- _Records to process_
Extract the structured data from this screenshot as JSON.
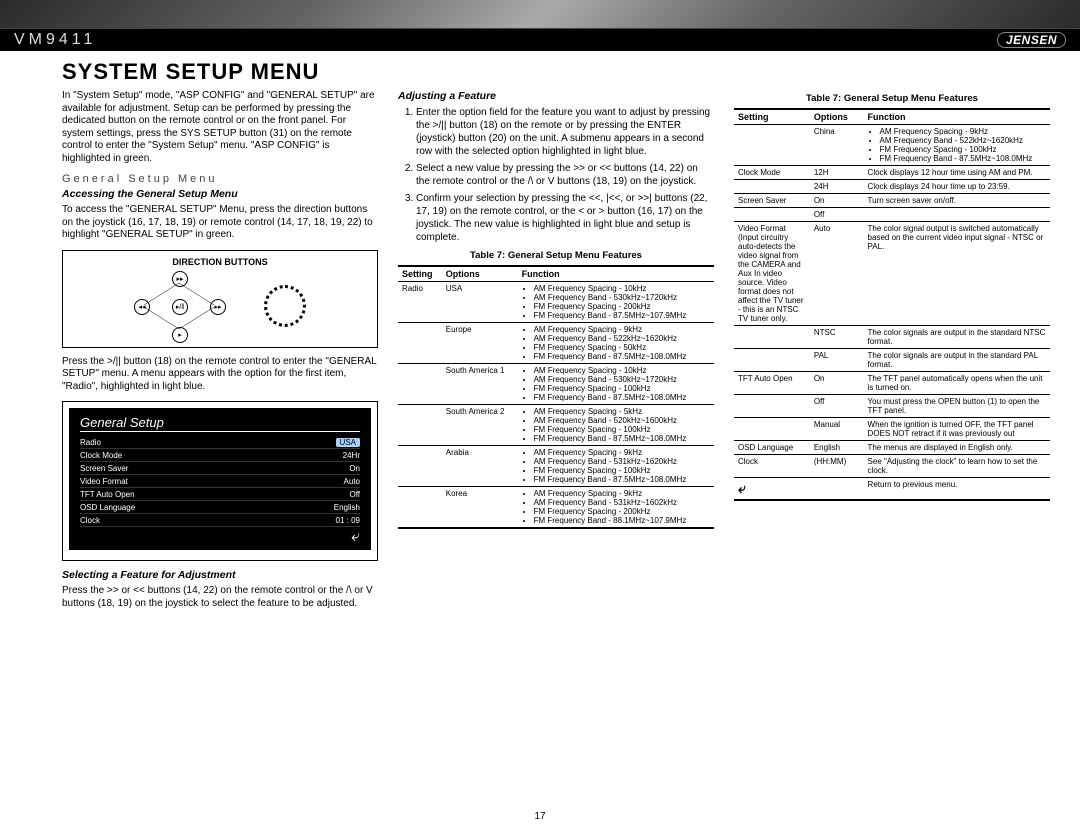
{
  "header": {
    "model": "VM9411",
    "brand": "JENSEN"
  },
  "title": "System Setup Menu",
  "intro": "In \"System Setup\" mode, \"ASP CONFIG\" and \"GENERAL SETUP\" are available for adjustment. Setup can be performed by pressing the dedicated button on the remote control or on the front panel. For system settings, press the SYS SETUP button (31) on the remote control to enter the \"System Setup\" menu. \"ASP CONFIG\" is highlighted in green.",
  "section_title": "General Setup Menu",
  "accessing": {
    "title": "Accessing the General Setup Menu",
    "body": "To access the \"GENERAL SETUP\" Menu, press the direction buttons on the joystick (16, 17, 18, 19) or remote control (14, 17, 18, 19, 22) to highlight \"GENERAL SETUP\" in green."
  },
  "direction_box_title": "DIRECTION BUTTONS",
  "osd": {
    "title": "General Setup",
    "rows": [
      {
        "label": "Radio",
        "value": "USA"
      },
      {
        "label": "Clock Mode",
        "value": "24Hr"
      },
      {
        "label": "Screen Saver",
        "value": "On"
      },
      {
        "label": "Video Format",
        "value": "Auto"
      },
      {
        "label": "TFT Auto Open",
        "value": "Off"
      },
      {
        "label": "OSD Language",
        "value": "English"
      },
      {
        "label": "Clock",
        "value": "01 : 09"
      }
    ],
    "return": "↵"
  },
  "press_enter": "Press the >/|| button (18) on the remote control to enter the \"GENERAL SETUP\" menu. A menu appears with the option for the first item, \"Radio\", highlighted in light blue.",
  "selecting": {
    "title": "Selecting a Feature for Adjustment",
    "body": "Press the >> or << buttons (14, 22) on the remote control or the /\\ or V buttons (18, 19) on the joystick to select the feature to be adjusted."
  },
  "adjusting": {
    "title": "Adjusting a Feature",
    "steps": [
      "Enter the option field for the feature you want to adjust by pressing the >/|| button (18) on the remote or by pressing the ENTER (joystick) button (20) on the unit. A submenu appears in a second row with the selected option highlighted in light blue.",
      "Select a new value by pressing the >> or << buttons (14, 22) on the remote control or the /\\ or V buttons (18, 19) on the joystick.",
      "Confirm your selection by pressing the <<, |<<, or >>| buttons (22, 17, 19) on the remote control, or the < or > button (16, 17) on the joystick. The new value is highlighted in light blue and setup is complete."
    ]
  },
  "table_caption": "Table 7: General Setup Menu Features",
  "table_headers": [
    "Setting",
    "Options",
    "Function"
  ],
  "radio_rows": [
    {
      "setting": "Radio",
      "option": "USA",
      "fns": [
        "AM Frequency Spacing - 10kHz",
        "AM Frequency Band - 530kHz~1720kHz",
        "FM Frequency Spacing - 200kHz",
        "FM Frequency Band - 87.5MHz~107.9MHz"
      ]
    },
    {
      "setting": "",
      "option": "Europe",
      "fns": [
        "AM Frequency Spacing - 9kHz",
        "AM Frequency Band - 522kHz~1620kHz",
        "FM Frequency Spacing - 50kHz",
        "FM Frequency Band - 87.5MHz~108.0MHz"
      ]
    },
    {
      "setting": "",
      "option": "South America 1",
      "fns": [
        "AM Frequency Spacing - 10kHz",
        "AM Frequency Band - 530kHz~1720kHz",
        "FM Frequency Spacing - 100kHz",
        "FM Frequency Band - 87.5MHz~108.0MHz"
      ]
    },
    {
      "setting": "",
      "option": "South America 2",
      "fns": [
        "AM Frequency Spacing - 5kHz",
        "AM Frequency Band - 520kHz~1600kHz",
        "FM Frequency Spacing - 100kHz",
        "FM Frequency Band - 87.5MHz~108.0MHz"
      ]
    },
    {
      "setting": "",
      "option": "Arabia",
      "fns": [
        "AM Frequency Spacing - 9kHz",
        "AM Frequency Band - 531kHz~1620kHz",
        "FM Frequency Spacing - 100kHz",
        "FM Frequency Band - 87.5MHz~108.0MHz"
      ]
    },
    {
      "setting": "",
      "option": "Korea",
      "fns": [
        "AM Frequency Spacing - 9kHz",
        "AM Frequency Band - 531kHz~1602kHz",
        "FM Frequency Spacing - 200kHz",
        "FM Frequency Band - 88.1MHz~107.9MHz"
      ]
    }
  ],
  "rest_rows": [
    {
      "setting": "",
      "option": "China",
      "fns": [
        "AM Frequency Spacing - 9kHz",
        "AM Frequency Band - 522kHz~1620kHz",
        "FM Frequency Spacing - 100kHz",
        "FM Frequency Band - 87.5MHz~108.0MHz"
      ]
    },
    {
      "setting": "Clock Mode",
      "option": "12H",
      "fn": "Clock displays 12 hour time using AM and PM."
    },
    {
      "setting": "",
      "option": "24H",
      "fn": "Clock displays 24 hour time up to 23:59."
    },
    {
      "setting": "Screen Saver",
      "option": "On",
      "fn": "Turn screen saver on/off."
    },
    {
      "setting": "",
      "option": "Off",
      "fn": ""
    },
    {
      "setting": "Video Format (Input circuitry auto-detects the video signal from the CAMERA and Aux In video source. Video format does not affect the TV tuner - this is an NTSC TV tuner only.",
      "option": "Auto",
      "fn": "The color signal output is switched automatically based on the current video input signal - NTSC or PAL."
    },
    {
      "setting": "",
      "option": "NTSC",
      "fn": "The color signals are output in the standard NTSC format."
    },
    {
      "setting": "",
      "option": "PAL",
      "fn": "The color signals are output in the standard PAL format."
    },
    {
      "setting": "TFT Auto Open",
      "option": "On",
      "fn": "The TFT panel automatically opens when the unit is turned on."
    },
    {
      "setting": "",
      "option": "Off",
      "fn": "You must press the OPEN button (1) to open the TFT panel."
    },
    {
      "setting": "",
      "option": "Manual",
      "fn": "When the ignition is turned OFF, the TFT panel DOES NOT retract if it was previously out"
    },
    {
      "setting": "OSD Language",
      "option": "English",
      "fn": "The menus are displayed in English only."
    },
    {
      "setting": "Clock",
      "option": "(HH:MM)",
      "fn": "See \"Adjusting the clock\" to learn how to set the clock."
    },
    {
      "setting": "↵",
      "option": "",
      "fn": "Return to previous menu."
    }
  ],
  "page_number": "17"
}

...

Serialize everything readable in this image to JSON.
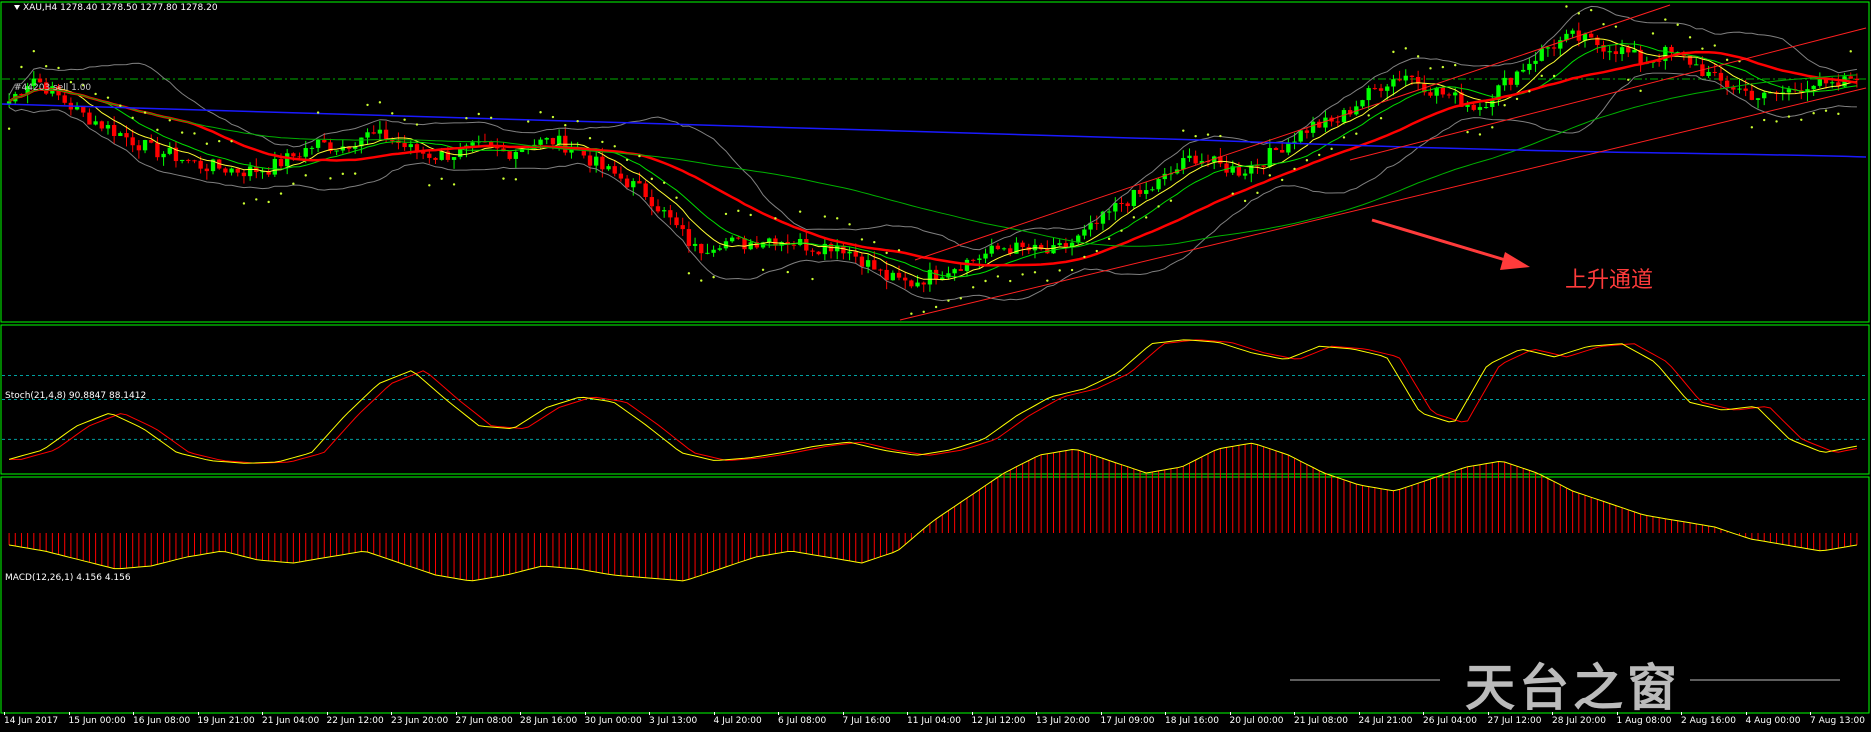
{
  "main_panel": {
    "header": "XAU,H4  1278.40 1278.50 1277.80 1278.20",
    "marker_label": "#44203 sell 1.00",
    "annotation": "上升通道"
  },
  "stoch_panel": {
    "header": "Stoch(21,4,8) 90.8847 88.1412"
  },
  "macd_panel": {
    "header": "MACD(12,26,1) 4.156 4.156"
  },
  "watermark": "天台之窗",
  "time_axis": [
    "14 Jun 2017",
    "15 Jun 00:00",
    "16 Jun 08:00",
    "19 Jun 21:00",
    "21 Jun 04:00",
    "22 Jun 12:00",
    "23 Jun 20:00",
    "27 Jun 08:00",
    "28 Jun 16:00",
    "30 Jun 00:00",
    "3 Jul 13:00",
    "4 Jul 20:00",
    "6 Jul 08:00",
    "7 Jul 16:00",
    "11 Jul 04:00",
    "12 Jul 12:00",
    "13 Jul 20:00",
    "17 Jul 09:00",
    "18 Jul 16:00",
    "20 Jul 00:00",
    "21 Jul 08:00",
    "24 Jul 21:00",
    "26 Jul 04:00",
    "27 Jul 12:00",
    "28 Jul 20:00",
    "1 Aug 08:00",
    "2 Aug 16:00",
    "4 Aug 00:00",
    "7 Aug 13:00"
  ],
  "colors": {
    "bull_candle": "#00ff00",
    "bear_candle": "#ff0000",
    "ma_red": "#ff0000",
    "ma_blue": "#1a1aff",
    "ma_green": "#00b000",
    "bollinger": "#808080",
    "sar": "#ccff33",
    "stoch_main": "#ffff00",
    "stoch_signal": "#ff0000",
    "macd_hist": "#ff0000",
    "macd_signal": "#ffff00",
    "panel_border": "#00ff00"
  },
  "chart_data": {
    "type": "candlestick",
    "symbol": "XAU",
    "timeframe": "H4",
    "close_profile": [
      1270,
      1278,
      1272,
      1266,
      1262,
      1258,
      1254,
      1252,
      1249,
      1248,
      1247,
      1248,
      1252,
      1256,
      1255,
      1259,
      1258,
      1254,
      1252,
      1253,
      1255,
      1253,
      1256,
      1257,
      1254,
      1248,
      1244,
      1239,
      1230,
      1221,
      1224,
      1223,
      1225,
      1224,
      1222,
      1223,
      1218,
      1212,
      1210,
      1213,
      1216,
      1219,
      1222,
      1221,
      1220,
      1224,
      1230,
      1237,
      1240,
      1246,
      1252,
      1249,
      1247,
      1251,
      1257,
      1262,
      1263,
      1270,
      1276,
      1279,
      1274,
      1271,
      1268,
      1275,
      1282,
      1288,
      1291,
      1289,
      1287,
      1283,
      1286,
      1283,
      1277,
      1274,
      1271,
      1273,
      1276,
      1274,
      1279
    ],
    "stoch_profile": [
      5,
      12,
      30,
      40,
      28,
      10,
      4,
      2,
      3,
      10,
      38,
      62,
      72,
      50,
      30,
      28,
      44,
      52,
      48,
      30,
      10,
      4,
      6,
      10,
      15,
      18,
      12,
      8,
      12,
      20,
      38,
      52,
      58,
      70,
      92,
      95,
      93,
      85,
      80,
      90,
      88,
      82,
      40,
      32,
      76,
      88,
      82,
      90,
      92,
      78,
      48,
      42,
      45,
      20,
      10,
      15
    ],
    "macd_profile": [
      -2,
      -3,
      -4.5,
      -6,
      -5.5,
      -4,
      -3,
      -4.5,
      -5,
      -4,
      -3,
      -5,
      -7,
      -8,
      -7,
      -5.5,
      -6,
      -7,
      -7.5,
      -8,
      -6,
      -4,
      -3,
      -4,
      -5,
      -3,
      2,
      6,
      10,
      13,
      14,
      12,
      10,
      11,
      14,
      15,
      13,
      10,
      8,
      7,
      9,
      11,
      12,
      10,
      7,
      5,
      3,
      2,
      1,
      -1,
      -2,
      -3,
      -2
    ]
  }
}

- _The request_
Find the word "displays" in the records and pull out each line that has it.

- _Final result_
      "fn": "Clock displays 12 hour time using AM and PM."
      "fn": "Clock displays 24 hour time up to 23:59."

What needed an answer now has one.